## Given entries
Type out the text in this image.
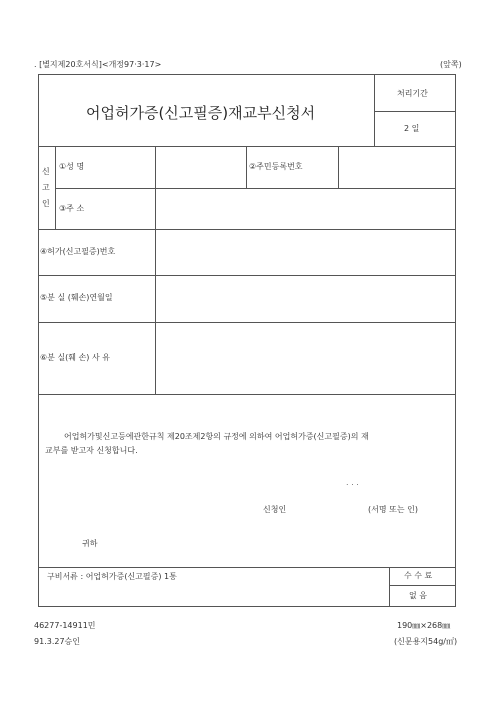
. [별지제20호서식]<개정97·3·17>	(앞쪽)
어업허가증(신고필증)재교부신청서
처리기간
2 일
신
고
인
①성 명	②주민등록번호
③주 소
④허가(신고필증)번호
⑤분 실 (훼손)연월일
⑥분 실(훼 손) 사 유
어업허가및신고등에관한규칙 제20조제2항의 규정에 의하여 어업허가증(신고필증)의 재
교부를 받고자 신청합니다.
. . .
신청인	(서명 또는 인)
귀하
구비서류 : 어업허가증(신고필증) 1통	수 수 료
없 음
46277-14911민
91.3.27승인
190㎜×268㎜
(신문용지54g/㎡)
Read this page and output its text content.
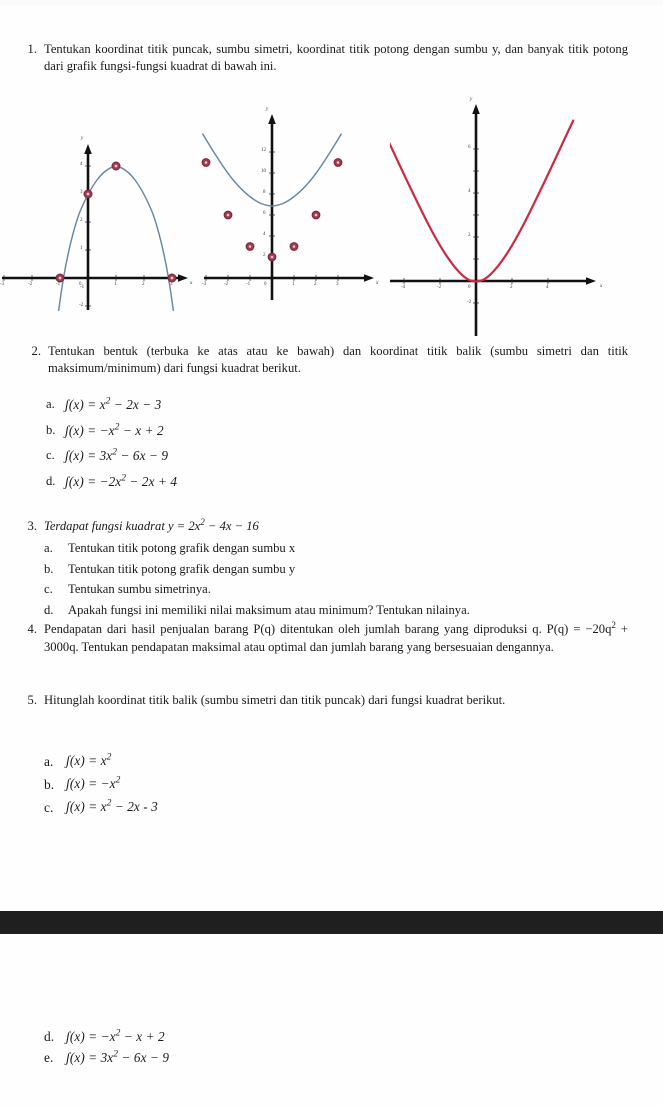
1. Tentukan koordinat titik puncak, sumbu simetri, koordinat titik potong dengan sumbu y, dan banyak titik potong dari grafik fungsi-fungsi kuadrat di bawah ini.
-3	-2	-1	0	1	2	3
-2
1
2
3
4
-1
y
x -3	-2	-1	0	1	2	3
2
4
6
8
10
12
y
x
-4	-2	0	2	4
-2
2
4
6
y
x
2. Tentukan bentuk (terbuka ke atas atau ke bawah) dan koordinat titik balik (sumbu simetri dan titik maksimum/minimum) dari fungsi kuadrat berikut.
a. ʃ(x) = $x^2 - 2x - 3$
b. ʃ(x) = $-x^2 - x + 2$
c. ʃ(x) = $3x^2 - 6x - 9$
d. ʃ(x) = $-2x^2 - 2x + 4$
3. Terdapat fungsi kuadrat $y = 2x^2 - 4x - 16$
a.	Tentukan titik potong grafik dengan sumbu x
b.	Tentukan titik potong grafik dengan sumbu y
c.	Tentukan sumbu simetrinya.
d.	Apakah fungsi ini memiliki nilai maksimum atau minimum? Tentukan nilainya.
4. Pendapatan dari hasil penjualan barang P(q) ditentukan oleh jumlah barang yang diproduksi q. $P(q) = -20q^2 + 3000q$. Tentukan pendapatan maksimal atau optimal dan jumlah barang yang bersesuaian dengannya.
5. Hitunglah koordinat titik balik (sumbu simetri dan titik puncak) dari fungsi kuadrat berikut.
a. ʃ(x) = $x^2$
b. ʃ(x) = $-x^2$
c. ʃ(x) = $x^2 - 2x - 3$
d. ʃ(x) = $-x^2 - x + 2$
e. ʃ(x) = $3x^2 - 6x - 9$
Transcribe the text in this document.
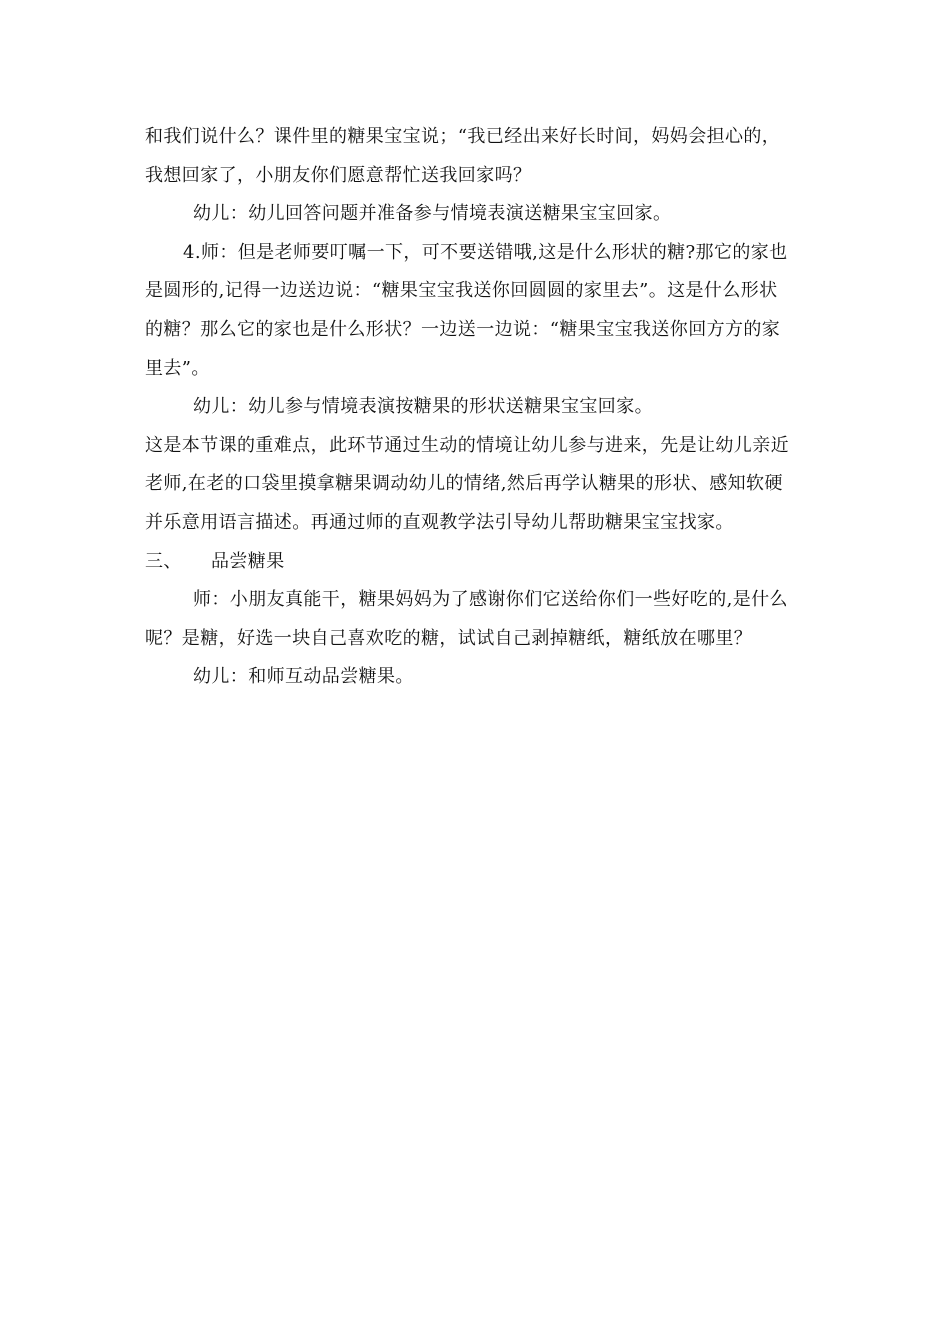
和我们说什么？课件里的糖果宝宝说；“我已经出来好长时间，妈妈会担心的，
我想回家了，小朋友你们愿意帮忙送我回家吗？
幼儿：幼儿回答问题并准备参与情境表演送糖果宝宝回家。
4.师：但是老师要叮嘱一下，可不要送错哦,这是什么形状的糖?那它的家也
是圆形的,记得一边送边说：“糖果宝宝我送你回圆圆的家里去”。这是什么形状
的糖？那么它的家也是什么形状？一边送一边说：“糖果宝宝我送你回方方的家
里去”。
幼儿：幼儿参与情境表演按糖果的形状送糖果宝宝回家。
这是本节课的重难点，此环节通过生动的情境让幼儿参与进来，先是让幼儿亲近
老师,在老的口袋里摸拿糖果调动幼儿的情绪,然后再学认糖果的形状、感知软硬
并乐意用语言描述。再通过师的直观教学法引导幼儿帮助糖果宝宝找家。
三、 品尝糖果
师：小朋友真能干，糖果妈妈为了感谢你们它送给你们一些好吃的,是什么
呢？是糖，好选一块自己喜欢吃的糖，试试自己剥掉糖纸，糖纸放在哪里？
幼儿：和师互动品尝糖果。
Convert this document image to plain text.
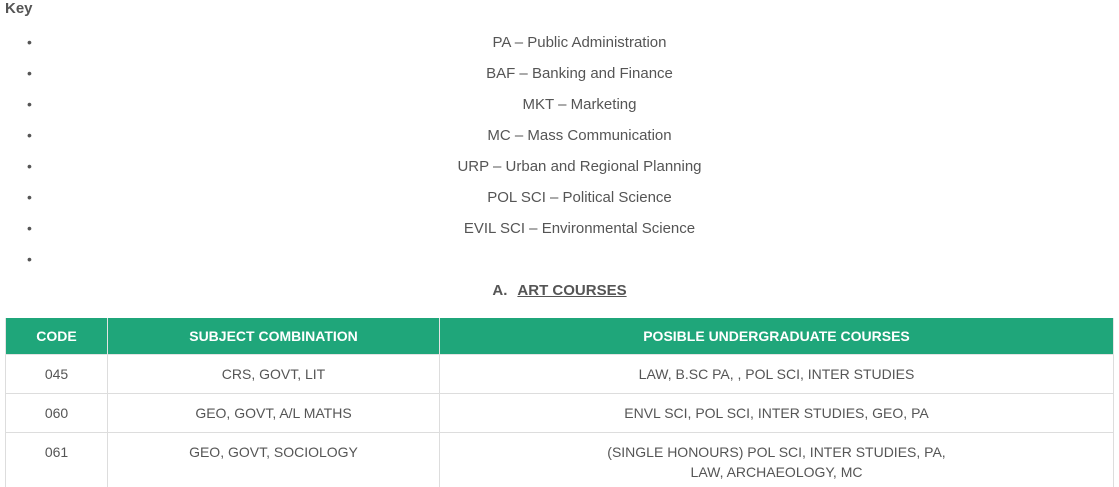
Key
•	PA – Public Administration
•	BAF – Banking and Finance
•	MKT – Marketing
•	MC – Mass Communication
•	URP – Urban and Regional Planning
•	POL SCI – Political Science
•	EVIL SCI – Environmental Science
•
A. ART COURSES
CODE	SUBJECT COMBINATION	POSIBLE UNDERGRADUATE COURSES
045	CRS, GOVT, LIT	LAW, B.SC PA, , POL SCI, INTER STUDIES
060	GEO, GOVT, A/L MATHS	ENVL SCI, POL SCI, INTER STUDIES, GEO, PA
061	GEO, GOVT, SOCIOLOGY	(SINGLE HONOURS) POL SCI, INTER STUDIES, PA, LAW, ARCHAEOLOGY, MC
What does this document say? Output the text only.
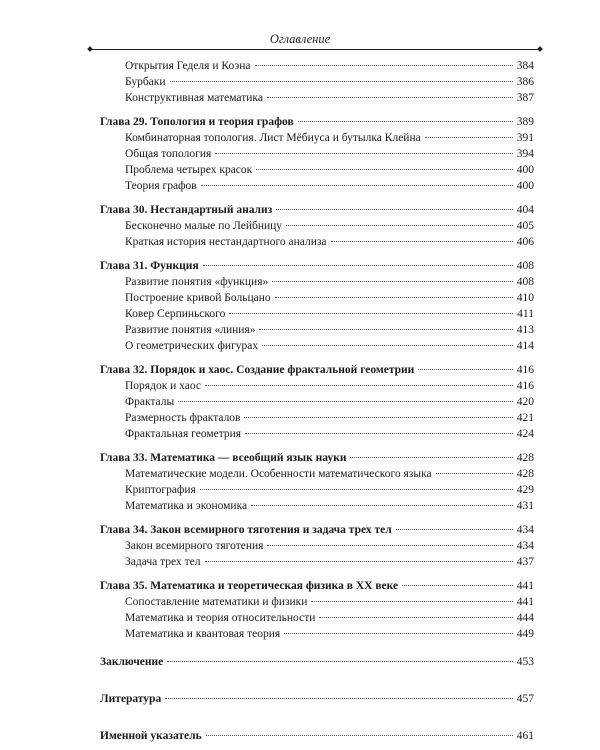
Оглавление
Открытия Геделя и Коэна	384
Бурбаки	386
Конструктивная математика	387
Глава 29. Топология и теория графов	389
Комбинаторная топология. Лист Мёбиуса и бутылка Клейна	391
Общая топология	394
Проблема четырех красок	400
Теория графов	400
Глава 30. Нестандартный анализ	404
Бесконечно малые по Лейбницу	405
Краткая история нестандартного анализа	406
Глава 31. Функция	408
Развитие понятия «функция»	408
Построение кривой Больцано	410
Ковер Серпиньского	411
Развитие понятия «линия»	413
О геометрических фигурах	414
Глава 32. Порядок и хаос. Создание фрактальной геометрии	416
Порядок и хаос	416
Фракталы	420
Размерность фракталов	421
Фрактальная геометрия	424
Глава 33. Математика — всеобщий язык науки	428
Математические модели. Особенности математического языка	428
Криптография	429
Математика и экономика	431
Глава 34. Закон всемирного тяготения и задача трех тел	434
Закон всемирного тяготения	434
Задача трех тел	437
Глава 35. Математика и теоретическая физика в XX веке	441
Сопоставление математики и физики	441
Математика и теория относительности	444
Математика и квантовая теория	449
Заключение	453
Литература	457
Именной указатель	461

## Goal
Transcribe the preceding listing in its entirety and with exact wording, leaving out pictures.

## Expected answer
Type out the text in this image.
. [별지제20호서식]<개정97·3·17>	(앞쪽)
어업허가증(신고필증)재교부신청서
처리기간
2 일
신
고
인
①성 명	②주민등록번호
③주 소
④허가(신고필증)번호
⑤분 실 (훼손)연월일
⑥분 실(훼 손) 사 유
어업허가및신고등에관한규칙 제20조제2항의 규정에 의하여 어업허가증(신고필증)의 재
교부를 받고자 신청합니다.
. . .
신청인	(서명 또는 인)
귀하
구비서류 : 어업허가증(신고필증) 1통	수 수 료
없 음
46277-14911민
91.3.27승인
190㎜×268㎜
(신문용지54g/㎡)
Read this page and output its text content.
1. Tentukan koordinat titik puncak, sumbu simetri, koordinat titik potong dengan sumbu y, dan banyak titik potong dari grafik fungsi-fungsi kuadrat di bawah ini.
-3	-2	-1	0	1	2	3
-2
1
2
3
4
-1
y
x -3	-2	-1	0	1	2	3
2
4
6
8
10
12
y
x
-4	-2	0	2	4
-2
2
4
6
y
x
2. Tentukan bentuk (terbuka ke atas atau ke bawah) dan koordinat titik balik (sumbu simetri dan titik maksimum/minimum) dari fungsi kuadrat berikut.
a. ʃ(x) = $x^2 - 2x - 3$
b. ʃ(x) = $-x^2 - x + 2$
c. ʃ(x) = $3x^2 - 6x - 9$
d. ʃ(x) = $-2x^2 - 2x + 4$
3. Terdapat fungsi kuadrat $y = 2x^2 - 4x - 16$
a.	Tentukan titik potong grafik dengan sumbu x
b.	Tentukan titik potong grafik dengan sumbu y
c.	Tentukan sumbu simetrinya.
d.	Apakah fungsi ini memiliki nilai maksimum atau minimum? Tentukan nilainya.
4. Pendapatan dari hasil penjualan barang P(q) ditentukan oleh jumlah barang yang diproduksi q. $P(q) = -20q^2 + 3000q$. Tentukan pendapatan maksimal atau optimal dan jumlah barang yang bersesuaian dengannya.
5. Hitunglah koordinat titik balik (sumbu simetri dan titik puncak) dari fungsi kuadrat berikut.
a. ʃ(x) = $x^2$
b. ʃ(x) = $-x^2$
c. ʃ(x) = $x^2 - 2x - 3$
d. ʃ(x) = $-x^2 - x + 2$
e. ʃ(x) = $3x^2 - 6x - 9$
Transcribe the text in this document.
和我们说什么？课件里的糖果宝宝说；“我已经出来好长时间，妈妈会担心的，
我想回家了，小朋友你们愿意帮忙送我回家吗？
幼儿：幼儿回答问题并准备参与情境表演送糖果宝宝回家。
4.师：但是老师要叮嘱一下，可不要送错哦,这是什么形状的糖?那它的家也
是圆形的,记得一边送边说：“糖果宝宝我送你回圆圆的家里去”。这是什么形状
的糖？那么它的家也是什么形状？一边送一边说：“糖果宝宝我送你回方方的家
里去”。
幼儿：幼儿参与情境表演按糖果的形状送糖果宝宝回家。
这是本节课的重难点，此环节通过生动的情境让幼儿参与进来，先是让幼儿亲近
老师,在老的口袋里摸拿糖果调动幼儿的情绪,然后再学认糖果的形状、感知软硬
并乐意用语言描述。再通过师的直观教学法引导幼儿帮助糖果宝宝找家。
三、 品尝糖果
师：小朋友真能干，糖果妈妈为了感谢你们它送给你们一些好吃的,是什么
呢？是糖，好选一块自己喜欢吃的糖，试试自己剥掉糖纸，糖纸放在哪里？
幼儿：和师互动品尝糖果。
Convert this document image to plain text.
Key
•	PA – Public Administration
•	BAF – Banking and Finance
•	MKT – Marketing
•	MC – Mass Communication
•	URP – Urban and Regional Planning
•	POL SCI – Political Science
•	EVIL SCI – Environmental Science
•
A. ART COURSES
CODE	SUBJECT COMBINATION	POSIBLE UNDERGRADUATE COURSES
045	CRS, GOVT, LIT	LAW, B.SC PA, , POL SCI, INTER STUDIES
060	GEO, GOVT, A/L MATHS	ENVL SCI, POL SCI, INTER STUDIES, GEO, PA
061	GEO, GOVT, SOCIOLOGY	(SINGLE HONOURS) POL SCI, INTER STUDIES, PA, LAW, ARCHAEOLOGY, MC
What does this document say? Output the text only.
Оглавление
Открытия Геделя и Коэна	384
Бурбаки	386
Конструктивная математика	387
Глава 29. Топология и теория графов	389
Комбинаторная топология. Лист Мёбиуса и бутылка Клейна	391
Общая топология	394
Проблема четырех красок	400
Теория графов	400
Глава 30. Нестандартный анализ	404
Бесконечно малые по Лейбницу	405
Краткая история нестандартного анализа	406
Глава 31. Функция	408
Развитие понятия «функция»	408
Построение кривой Больцано	410
Ковер Серпиньского	411
Развитие понятия «линия»	413
О геометрических фигурах	414
Глава 32. Порядок и хаос. Создание фрактальной геометрии	416
Порядок и хаос	416
Фракталы	420
Размерность фракталов	421
Фрактальная геометрия	424
Глава 33. Математика — всеобщий язык науки	428
Математические модели. Особенности математического языка	428
Криптография	429
Математика и экономика	431
Глава 34. Закон всемирного тяготения и задача трех тел	434
Закон всемирного тяготения	434
Задача трех тел	437
Глава 35. Математика и теоретическая физика в XX веке	441
Сопоставление математики и физики	441
Математика и теория относительности	444
Математика и квантовая теория	449
Заключение	453
Литература	457
Именной указатель	461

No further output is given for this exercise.